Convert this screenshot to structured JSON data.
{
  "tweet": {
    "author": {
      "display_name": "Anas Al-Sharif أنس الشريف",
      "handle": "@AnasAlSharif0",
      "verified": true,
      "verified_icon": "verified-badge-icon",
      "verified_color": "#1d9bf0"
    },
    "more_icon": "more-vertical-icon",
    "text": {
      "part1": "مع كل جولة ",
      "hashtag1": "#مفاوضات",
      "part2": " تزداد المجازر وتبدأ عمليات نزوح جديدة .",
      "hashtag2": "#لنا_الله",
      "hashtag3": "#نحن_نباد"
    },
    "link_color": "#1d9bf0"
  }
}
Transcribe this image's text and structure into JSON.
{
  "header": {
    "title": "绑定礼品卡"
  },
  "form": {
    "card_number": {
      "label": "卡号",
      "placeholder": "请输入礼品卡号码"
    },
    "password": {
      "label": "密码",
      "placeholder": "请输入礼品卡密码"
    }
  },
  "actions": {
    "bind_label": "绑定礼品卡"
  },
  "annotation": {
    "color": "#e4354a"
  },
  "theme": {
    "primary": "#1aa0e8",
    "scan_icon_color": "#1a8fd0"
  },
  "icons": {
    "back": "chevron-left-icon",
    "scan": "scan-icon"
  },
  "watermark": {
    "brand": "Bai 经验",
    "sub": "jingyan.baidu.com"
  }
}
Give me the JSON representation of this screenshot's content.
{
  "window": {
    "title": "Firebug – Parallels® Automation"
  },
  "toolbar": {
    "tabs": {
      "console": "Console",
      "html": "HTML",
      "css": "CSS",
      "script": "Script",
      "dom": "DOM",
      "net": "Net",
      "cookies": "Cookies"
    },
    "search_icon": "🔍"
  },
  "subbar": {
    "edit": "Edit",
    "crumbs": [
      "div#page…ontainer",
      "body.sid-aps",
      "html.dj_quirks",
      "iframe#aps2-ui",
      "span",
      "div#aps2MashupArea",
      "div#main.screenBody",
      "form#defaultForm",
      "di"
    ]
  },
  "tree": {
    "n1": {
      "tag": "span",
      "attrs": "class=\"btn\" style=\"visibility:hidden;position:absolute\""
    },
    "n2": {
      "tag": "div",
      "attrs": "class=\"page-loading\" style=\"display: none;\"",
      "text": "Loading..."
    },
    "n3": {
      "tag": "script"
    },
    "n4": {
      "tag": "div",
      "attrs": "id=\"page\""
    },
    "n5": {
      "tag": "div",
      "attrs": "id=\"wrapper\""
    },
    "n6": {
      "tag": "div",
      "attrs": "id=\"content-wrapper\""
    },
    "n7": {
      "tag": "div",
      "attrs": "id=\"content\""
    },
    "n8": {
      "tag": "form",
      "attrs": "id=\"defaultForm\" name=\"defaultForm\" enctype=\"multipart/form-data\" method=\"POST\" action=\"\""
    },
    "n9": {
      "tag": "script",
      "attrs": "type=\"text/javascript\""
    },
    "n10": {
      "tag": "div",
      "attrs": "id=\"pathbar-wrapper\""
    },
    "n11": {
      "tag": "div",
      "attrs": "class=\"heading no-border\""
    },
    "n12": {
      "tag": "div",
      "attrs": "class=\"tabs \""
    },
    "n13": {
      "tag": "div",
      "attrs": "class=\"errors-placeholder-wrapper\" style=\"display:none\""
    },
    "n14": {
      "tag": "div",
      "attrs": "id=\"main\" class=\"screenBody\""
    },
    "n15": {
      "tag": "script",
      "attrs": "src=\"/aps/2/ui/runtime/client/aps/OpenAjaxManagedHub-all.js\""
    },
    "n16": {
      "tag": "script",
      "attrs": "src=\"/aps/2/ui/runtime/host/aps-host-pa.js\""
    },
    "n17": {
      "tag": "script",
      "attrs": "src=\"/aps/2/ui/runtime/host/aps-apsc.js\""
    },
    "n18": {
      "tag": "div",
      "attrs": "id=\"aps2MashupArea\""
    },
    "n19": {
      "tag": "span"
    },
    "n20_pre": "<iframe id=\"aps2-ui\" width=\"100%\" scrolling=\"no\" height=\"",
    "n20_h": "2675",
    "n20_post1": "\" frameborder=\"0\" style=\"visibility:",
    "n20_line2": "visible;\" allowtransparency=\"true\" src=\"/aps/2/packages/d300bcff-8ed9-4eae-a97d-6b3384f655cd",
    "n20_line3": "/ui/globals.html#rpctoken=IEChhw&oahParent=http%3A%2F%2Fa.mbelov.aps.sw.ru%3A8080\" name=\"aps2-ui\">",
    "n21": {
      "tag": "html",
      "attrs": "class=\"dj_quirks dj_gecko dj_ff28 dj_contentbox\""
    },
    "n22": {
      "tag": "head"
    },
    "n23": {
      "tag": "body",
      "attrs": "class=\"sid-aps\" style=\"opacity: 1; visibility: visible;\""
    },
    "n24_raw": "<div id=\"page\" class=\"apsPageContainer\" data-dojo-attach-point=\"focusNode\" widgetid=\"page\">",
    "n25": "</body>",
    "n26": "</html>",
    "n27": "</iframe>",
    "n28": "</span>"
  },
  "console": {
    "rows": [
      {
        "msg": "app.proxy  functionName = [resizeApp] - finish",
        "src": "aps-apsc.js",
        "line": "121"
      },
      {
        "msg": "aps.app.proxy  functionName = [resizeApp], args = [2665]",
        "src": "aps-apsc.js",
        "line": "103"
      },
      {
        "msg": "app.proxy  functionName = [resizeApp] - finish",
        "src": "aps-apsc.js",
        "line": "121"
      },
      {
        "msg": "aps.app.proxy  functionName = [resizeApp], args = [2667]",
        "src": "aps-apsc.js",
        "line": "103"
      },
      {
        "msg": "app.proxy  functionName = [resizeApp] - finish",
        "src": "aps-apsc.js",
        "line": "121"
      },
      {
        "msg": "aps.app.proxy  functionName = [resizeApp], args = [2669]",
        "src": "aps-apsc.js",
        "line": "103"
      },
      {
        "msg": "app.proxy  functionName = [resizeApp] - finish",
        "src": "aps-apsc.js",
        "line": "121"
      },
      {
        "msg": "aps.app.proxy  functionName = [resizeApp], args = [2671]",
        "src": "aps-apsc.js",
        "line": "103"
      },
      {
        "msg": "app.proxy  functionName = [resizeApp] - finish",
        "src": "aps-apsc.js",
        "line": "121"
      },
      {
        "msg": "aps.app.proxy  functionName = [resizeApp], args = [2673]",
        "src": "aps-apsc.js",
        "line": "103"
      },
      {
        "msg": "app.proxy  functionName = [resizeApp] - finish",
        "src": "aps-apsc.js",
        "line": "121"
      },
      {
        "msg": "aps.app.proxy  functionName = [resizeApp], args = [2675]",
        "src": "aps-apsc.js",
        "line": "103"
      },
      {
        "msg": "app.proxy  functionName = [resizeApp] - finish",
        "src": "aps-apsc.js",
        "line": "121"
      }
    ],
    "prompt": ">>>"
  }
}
========
▶ What the task requires
Write the entries again, exactly as they stand.

▶ Task solution
Convert this screenshot to structured JSON data.
{
  "tweet": {
    "author": {
      "display_name": "Anas Al-Sharif أنس الشريف",
      "handle": "@AnasAlSharif0",
      "verified": true,
      "verified_icon": "verified-badge-icon",
      "verified_color": "#1d9bf0"
    },
    "more_icon": "more-vertical-icon",
    "text": {
      "part1": "مع كل جولة ",
      "hashtag1": "#مفاوضات",
      "part2": " تزداد المجازر وتبدأ عمليات نزوح جديدة .",
      "hashtag2": "#لنا_الله",
      "hashtag3": "#نحن_نباد"
    },
    "link_color": "#1d9bf0"
  }
}
Transcribe this image's text and structure into JSON.
{
  "header": {
    "title": "绑定礼品卡"
  },
  "form": {
    "card_number": {
      "label": "卡号",
      "placeholder": "请输入礼品卡号码"
    },
    "password": {
      "label": "密码",
      "placeholder": "请输入礼品卡密码"
    }
  },
  "actions": {
    "bind_label": "绑定礼品卡"
  },
  "annotation": {
    "color": "#e4354a"
  },
  "theme": {
    "primary": "#1aa0e8",
    "scan_icon_color": "#1a8fd0"
  },
  "icons": {
    "back": "chevron-left-icon",
    "scan": "scan-icon"
  },
  "watermark": {
    "brand": "Bai 经验",
    "sub": "jingyan.baidu.com"
  }
}
Give me the JSON representation of this screenshot's content.
{
  "window": {
    "title": "Firebug – Parallels® Automation"
  },
  "toolbar": {
    "tabs": {
      "console": "Console",
      "html": "HTML",
      "css": "CSS",
      "script": "Script",
      "dom": "DOM",
      "net": "Net",
      "cookies": "Cookies"
    },
    "search_icon": "🔍"
  },
  "subbar": {
    "edit": "Edit",
    "crumbs": [
      "div#page…ontainer",
      "body.sid-aps",
      "html.dj_quirks",
      "iframe#aps2-ui",
      "span",
      "div#aps2MashupArea",
      "div#main.screenBody",
      "form#defaultForm",
      "di"
    ]
  },
  "tree": {
    "n1": {
      "tag": "span",
      "attrs": "class=\"btn\" style=\"visibility:hidden;position:absolute\""
    },
    "n2": {
      "tag": "div",
      "attrs": "class=\"page-loading\" style=\"display: none;\"",
      "text": "Loading..."
    },
    "n3": {
      "tag": "script"
    },
    "n4": {
      "tag": "div",
      "attrs": "id=\"page\""
    },
    "n5": {
      "tag": "div",
      "attrs": "id=\"wrapper\""
    },
    "n6": {
      "tag": "div",
      "attrs": "id=\"content-wrapper\""
    },
    "n7": {
      "tag": "div",
      "attrs": "id=\"content\""
    },
    "n8": {
      "tag": "form",
      "attrs": "id=\"defaultForm\" name=\"defaultForm\" enctype=\"multipart/form-data\" method=\"POST\" action=\"\""
    },
    "n9": {
      "tag": "script",
      "attrs": "type=\"text/javascript\""
    },
    "n10": {
      "tag": "div",
      "attrs": "id=\"pathbar-wrapper\""
    },
    "n11": {
      "tag": "div",
      "attrs": "class=\"heading no-border\""
    },
    "n12": {
      "tag": "div",
      "attrs": "class=\"tabs \""
    },
    "n13": {
      "tag": "div",
      "attrs": "class=\"errors-placeholder-wrapper\" style=\"display:none\""
    },
    "n14": {
      "tag": "div",
      "attrs": "id=\"main\" class=\"screenBody\""
    },
    "n15": {
      "tag": "script",
      "attrs": "src=\"/aps/2/ui/runtime/client/aps/OpenAjaxManagedHub-all.js\""
    },
    "n16": {
      "tag": "script",
      "attrs": "src=\"/aps/2/ui/runtime/host/aps-host-pa.js\""
    },
    "n17": {
      "tag": "script",
      "attrs": "src=\"/aps/2/ui/runtime/host/aps-apsc.js\""
    },
    "n18": {
      "tag": "div",
      "attrs": "id=\"aps2MashupArea\""
    },
    "n19": {
      "tag": "span"
    },
    "n20_pre": "<iframe id=\"aps2-ui\" width=\"100%\" scrolling=\"no\" height=\"",
    "n20_h": "2675",
    "n20_post1": "\" frameborder=\"0\" style=\"visibility:",
    "n20_line2": "visible;\" allowtransparency=\"true\" src=\"/aps/2/packages/d300bcff-8ed9-4eae-a97d-6b3384f655cd",
    "n20_line3": "/ui/globals.html#rpctoken=IEChhw&oahParent=http%3A%2F%2Fa.mbelov.aps.sw.ru%3A8080\" name=\"aps2-ui\">",
    "n21": {
      "tag": "html",
      "attrs": "class=\"dj_quirks dj_gecko dj_ff28 dj_contentbox\""
    },
    "n22": {
      "tag": "head"
    },
    "n23": {
      "tag": "body",
      "attrs": "class=\"sid-aps\" style=\"opacity: 1; visibility: visible;\""
    },
    "n24_raw": "<div id=\"page\" class=\"apsPageContainer\" data-dojo-attach-point=\"focusNode\" widgetid=\"page\">",
    "n25": "</body>",
    "n26": "</html>",
    "n27": "</iframe>",
    "n28": "</span>"
  },
  "console": {
    "rows": [
      {
        "msg": "app.proxy  functionName = [resizeApp] - finish",
        "src": "aps-apsc.js",
        "line": "121"
      },
      {
        "msg": "aps.app.proxy  functionName = [resizeApp], args = [2665]",
        "src": "aps-apsc.js",
        "line": "103"
      },
      {
        "msg": "app.proxy  functionName = [resizeApp] - finish",
        "src": "aps-apsc.js",
        "line": "121"
      },
      {
        "msg": "aps.app.proxy  functionName = [resizeApp], args = [2667]",
        "src": "aps-apsc.js",
        "line": "103"
      },
      {
        "msg": "app.proxy  functionName = [resizeApp] - finish",
        "src": "aps-apsc.js",
        "line": "121"
      },
      {
        "msg": "aps.app.proxy  functionName = [resizeApp], args = [2669]",
        "src": "aps-apsc.js",
        "line": "103"
      },
      {
        "msg": "app.proxy  functionName = [resizeApp] - finish",
        "src": "aps-apsc.js",
        "line": "121"
      },
      {
        "msg": "aps.app.proxy  functionName = [resizeApp], args = [2671]",
        "src": "aps-apsc.js",
        "line": "103"
      },
      {
        "msg": "app.proxy  functionName = [resizeApp] - finish",
        "src": "aps-apsc.js",
        "line": "121"
      },
      {
        "msg": "aps.app.proxy  functionName = [resizeApp], args = [2673]",
        "src": "aps-apsc.js",
        "line": "103"
      },
      {
        "msg": "app.proxy  functionName = [resizeApp] - finish",
        "src": "aps-apsc.js",
        "line": "121"
      },
      {
        "msg": "aps.app.proxy  functionName = [resizeApp], args = [2675]",
        "src": "aps-apsc.js",
        "line": "103"
      },
      {
        "msg": "app.proxy  functionName = [resizeApp] - finish",
        "src": "aps-apsc.js",
        "line": "121"
      }
    ],
    "prompt": ">>>"
  }
}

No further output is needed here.